— Start Selected extract —

Looked-after children statistics, published today by the Department for Education, showed 16,470 children lived in the voluntary care arrangements at 31 March 2017, compared to 19,350 at the same point in 2015. This is the lowest number of children cared for under the arrangement since this dataset was first published in 2010.

Section 20 practice came under increased scrutiny in 2015 when the president of the family courts, Sir James Munby, issued guidance to try to stamp out “misuse and abuse”’ of the arrangement, which does not require a legal order and is done with the consent of the parents.

Since that time, the number of children in section 20 arrangements has fallen to pre-2013 levels, despite the number of looked-after children overall reaching its highest level in more than 30 years.

Adoption

In total, 72,670 children were living in care at 31 March 2017, a 3% increase on the same point in 2016.

— End Selected extract —
— Start Supplied data —

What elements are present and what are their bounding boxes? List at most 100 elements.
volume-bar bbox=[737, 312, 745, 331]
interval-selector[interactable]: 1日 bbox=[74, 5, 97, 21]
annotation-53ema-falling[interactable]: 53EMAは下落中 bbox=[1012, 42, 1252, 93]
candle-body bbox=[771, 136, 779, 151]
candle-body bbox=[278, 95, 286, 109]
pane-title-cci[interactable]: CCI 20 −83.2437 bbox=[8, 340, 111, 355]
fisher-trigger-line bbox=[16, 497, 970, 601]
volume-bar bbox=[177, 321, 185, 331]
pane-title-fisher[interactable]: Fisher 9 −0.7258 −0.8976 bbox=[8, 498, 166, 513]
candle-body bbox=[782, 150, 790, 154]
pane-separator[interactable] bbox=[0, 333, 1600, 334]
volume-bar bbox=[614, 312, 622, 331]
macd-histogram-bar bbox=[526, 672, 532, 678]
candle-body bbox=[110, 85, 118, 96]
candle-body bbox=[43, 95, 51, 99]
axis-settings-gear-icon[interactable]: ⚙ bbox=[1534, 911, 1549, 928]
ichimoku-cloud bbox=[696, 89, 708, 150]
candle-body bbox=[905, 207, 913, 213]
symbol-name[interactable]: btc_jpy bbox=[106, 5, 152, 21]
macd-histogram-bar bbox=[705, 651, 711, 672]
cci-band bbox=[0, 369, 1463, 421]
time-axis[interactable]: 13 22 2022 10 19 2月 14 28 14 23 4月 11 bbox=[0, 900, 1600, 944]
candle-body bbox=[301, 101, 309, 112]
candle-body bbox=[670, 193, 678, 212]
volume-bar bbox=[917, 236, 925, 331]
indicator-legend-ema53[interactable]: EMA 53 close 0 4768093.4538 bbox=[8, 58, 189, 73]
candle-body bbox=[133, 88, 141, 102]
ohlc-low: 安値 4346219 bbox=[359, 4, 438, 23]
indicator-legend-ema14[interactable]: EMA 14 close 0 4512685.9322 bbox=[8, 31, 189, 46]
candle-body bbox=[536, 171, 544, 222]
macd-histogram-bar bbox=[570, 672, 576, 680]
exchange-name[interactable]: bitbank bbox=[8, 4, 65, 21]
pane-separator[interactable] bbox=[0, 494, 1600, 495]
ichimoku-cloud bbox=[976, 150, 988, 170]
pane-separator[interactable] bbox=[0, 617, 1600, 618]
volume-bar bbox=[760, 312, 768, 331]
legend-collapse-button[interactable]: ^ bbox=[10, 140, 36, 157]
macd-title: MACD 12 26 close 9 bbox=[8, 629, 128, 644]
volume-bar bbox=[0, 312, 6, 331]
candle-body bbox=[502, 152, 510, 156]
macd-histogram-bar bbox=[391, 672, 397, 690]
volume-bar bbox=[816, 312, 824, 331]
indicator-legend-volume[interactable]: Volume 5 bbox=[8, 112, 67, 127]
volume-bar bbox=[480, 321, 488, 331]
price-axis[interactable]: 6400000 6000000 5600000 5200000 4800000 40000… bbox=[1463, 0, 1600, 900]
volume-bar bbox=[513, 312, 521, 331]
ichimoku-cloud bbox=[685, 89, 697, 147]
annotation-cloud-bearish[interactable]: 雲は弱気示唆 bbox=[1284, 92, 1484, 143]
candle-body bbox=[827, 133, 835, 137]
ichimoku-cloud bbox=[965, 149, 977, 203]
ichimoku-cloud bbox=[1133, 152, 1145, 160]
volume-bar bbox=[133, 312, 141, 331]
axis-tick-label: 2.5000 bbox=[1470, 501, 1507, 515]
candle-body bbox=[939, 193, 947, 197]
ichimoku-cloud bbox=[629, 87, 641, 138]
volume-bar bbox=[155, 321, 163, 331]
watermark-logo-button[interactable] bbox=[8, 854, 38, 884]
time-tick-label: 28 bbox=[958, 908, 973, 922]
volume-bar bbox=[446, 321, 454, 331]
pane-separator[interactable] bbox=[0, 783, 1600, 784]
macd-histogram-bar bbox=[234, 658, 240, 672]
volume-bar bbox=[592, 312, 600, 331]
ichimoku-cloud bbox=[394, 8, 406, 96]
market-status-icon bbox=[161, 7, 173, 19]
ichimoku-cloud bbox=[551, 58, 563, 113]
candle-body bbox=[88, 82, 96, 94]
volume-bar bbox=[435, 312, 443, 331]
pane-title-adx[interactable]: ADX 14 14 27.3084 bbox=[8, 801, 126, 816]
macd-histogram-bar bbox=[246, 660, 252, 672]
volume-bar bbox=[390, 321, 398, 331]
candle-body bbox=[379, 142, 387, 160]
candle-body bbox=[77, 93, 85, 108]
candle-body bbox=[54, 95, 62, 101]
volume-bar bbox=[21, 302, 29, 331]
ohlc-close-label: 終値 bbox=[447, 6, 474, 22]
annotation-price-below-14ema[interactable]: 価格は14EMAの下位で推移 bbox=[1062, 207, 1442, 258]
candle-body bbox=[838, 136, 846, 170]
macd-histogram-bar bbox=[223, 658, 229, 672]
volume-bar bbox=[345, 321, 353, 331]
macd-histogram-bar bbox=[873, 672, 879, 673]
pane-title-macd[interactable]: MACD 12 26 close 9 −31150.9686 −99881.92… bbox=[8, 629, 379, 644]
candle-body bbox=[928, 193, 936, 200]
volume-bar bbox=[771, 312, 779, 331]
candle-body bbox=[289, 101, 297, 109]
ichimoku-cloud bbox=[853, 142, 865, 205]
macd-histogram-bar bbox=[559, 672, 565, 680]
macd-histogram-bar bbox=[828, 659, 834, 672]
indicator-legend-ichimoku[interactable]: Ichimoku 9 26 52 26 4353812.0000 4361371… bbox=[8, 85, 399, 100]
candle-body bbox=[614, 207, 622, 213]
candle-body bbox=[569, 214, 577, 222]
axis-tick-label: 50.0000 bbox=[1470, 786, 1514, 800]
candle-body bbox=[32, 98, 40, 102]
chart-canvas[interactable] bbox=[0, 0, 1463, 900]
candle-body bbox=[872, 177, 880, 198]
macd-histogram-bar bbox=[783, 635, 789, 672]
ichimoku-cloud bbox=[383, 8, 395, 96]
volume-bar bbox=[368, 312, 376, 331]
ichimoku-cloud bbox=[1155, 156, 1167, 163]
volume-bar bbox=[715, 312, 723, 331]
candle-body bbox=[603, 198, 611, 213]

— End Supplied data —

Proceed with the text on looked-after children statistics, picking up right after its final sentence. The records have no connection to the text on looked-after children statistics.

_Exercise output_:
At the same time, the number of children leaving care due to adoption continued to be below peak 2015 levels, falling 19% in the two years since.

Local authority use of adoption changed dramatically following Re B and Re B-S, two court rulings which told social workers that, respectively, adoption was only to be used when “nothing else will do”, and to use the balance-sheet approach to decision making.

The number of children leaving care via special guardianship orders (SGOs) also fell slightly in the latest year. The use of SGOs had been increasing prior to this new set of figures, though new regulations were introduced in 2016 following a review of the practice.

In total, 3,690 SGOs were made in the year to 31 March 2017, compared with 3,860 the year before.

The number of unaccompanied asylum-seeking children in local authority care had risen again, the statistics said, with 4,560 in care at 31 March 2017, a rise of 6% in a year and of 134% from 2013.

‘Hangover’

Responding to the figures, Sue Armstrong Brown, chief executive of Adoption UK, said the fall in adoptions was likely a “hangover from the confusion over the Re B and Re B-S rulings”.

She warned: “This autumn the number of children needing an adoptive home may outnumber those coming forward to provide that home. Clearly we need to do more to recruit potential adopters, whilst retaining the rigorous assessment that’s part of that process.”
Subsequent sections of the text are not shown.